* [Work to be completed]:
Copy each line with the word "values" in it.

────────────────────────────────────────

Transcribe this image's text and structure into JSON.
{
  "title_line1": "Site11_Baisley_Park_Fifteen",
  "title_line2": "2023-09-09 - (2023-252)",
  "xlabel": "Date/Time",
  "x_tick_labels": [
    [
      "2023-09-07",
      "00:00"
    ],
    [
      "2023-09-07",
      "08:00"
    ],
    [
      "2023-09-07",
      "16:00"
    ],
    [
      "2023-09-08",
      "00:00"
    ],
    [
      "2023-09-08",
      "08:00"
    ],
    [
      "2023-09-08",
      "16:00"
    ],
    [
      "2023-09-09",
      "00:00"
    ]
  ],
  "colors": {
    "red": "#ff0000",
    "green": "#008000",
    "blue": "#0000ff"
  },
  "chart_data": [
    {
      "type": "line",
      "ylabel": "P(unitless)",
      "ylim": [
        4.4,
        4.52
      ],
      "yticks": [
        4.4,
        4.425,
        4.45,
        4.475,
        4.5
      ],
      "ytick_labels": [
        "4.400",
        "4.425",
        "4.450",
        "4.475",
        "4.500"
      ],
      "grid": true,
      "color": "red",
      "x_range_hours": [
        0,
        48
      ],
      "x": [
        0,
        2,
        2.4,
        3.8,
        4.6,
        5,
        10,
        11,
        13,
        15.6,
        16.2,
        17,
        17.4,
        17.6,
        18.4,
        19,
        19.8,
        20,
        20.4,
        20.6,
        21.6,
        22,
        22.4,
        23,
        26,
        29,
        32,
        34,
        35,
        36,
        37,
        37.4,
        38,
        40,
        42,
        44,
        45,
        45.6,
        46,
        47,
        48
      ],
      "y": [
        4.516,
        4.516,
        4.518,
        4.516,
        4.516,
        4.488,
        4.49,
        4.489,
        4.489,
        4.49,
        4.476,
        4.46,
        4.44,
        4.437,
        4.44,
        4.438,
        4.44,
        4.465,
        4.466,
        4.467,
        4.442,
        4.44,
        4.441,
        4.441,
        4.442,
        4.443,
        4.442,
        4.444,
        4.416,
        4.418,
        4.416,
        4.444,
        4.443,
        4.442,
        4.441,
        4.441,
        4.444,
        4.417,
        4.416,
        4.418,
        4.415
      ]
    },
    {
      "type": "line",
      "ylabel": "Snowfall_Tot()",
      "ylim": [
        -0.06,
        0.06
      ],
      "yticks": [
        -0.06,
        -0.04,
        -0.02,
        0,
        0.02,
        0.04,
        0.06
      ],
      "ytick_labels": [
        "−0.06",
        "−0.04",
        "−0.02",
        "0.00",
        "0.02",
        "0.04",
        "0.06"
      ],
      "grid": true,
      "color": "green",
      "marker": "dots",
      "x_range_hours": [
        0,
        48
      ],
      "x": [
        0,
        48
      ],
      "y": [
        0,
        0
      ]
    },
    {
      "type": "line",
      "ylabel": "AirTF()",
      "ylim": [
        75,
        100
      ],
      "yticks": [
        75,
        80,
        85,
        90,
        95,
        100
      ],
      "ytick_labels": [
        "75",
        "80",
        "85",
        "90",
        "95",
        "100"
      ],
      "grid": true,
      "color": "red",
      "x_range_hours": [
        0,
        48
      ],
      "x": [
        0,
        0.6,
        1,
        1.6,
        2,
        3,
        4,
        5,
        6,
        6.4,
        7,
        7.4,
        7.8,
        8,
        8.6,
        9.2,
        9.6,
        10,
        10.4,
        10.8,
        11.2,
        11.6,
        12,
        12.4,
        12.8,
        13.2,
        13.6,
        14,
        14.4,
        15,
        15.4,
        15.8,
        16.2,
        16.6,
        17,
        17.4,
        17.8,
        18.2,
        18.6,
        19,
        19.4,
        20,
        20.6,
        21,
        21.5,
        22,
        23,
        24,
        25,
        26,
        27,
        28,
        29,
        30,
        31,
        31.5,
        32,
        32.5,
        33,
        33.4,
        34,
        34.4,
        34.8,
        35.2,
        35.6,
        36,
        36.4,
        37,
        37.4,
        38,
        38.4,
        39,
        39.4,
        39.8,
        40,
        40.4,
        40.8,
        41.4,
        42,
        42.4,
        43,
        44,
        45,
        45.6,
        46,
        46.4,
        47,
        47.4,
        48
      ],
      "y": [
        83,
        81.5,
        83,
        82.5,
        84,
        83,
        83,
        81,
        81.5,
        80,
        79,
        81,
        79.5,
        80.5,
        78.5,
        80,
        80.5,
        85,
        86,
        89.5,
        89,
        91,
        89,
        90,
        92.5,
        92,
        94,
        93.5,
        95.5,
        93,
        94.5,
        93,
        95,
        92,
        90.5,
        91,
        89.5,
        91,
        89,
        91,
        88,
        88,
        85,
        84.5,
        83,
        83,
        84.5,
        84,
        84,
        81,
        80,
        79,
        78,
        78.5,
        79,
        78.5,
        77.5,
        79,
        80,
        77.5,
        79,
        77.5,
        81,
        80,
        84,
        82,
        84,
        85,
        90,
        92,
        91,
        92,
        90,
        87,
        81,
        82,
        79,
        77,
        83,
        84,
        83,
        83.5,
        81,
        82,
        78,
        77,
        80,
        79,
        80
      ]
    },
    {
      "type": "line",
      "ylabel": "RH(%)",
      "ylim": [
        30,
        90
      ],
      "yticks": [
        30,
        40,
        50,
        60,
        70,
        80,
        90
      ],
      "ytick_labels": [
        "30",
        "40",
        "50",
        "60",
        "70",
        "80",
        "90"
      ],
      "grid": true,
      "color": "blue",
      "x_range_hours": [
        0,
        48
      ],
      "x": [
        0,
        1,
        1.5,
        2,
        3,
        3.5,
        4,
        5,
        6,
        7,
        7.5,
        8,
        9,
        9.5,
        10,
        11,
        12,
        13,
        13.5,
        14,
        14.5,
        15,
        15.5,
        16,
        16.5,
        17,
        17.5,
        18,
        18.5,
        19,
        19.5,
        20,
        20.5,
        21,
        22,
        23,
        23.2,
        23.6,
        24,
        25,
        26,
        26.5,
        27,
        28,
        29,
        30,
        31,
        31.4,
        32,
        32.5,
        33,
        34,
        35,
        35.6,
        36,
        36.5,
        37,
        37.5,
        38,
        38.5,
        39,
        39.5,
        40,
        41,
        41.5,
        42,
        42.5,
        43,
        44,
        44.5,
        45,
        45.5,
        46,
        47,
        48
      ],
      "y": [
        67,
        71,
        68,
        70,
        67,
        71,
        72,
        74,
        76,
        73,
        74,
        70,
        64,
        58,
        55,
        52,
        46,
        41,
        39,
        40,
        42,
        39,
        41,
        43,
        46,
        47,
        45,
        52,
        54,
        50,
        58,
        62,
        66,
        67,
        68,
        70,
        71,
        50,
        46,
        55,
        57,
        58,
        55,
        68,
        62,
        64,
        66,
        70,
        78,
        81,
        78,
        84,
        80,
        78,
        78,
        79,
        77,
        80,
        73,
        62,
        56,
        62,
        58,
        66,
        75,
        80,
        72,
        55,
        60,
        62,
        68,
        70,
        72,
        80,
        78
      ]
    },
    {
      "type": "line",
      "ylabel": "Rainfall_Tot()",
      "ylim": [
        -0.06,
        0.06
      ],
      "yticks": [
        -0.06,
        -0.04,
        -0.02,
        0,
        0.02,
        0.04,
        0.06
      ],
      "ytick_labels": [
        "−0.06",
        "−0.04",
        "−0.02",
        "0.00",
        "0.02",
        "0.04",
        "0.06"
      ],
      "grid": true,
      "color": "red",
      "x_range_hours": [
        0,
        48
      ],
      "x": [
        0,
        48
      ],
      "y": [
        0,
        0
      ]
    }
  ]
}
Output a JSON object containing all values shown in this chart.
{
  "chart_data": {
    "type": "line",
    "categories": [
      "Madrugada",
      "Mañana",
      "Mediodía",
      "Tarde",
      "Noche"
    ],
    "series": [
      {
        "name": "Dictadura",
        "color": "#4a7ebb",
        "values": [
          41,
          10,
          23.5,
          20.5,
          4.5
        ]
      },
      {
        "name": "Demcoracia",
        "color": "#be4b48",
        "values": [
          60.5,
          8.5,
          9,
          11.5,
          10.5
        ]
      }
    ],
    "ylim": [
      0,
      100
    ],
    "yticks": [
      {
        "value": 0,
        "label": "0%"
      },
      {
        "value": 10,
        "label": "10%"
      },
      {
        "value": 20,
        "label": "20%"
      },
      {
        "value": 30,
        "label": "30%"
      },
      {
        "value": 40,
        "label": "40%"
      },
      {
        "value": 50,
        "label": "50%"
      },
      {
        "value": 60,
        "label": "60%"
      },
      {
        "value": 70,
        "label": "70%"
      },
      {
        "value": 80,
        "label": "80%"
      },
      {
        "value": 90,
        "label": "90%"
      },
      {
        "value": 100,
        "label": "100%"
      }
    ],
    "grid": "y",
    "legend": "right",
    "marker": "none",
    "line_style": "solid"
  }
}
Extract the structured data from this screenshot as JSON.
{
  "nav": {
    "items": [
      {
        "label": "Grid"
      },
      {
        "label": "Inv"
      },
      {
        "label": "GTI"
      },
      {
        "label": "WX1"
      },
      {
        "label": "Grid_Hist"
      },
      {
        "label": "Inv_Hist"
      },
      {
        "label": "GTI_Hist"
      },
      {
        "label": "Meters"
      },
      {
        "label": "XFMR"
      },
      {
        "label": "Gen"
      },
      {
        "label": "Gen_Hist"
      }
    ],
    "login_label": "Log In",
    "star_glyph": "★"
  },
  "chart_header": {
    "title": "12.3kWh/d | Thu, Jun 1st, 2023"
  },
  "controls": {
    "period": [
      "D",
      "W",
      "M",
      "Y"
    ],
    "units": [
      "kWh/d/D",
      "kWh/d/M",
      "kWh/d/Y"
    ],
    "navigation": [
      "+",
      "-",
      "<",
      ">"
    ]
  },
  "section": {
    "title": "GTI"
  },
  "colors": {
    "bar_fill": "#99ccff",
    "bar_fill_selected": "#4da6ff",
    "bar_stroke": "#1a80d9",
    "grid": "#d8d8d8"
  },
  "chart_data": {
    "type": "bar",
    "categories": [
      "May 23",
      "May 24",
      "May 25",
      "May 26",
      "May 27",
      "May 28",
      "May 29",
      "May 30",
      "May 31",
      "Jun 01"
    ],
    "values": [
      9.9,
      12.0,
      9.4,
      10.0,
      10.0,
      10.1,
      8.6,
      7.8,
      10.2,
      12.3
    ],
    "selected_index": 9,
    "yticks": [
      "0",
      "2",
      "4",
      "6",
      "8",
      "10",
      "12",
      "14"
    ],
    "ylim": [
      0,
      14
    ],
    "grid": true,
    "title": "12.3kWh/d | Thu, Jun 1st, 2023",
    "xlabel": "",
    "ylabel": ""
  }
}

────────────────────────────────────────

* [Response to the task]:
Output a JSON object containing all values shown in this chart.
        "values": [
        "values": [
    "values": [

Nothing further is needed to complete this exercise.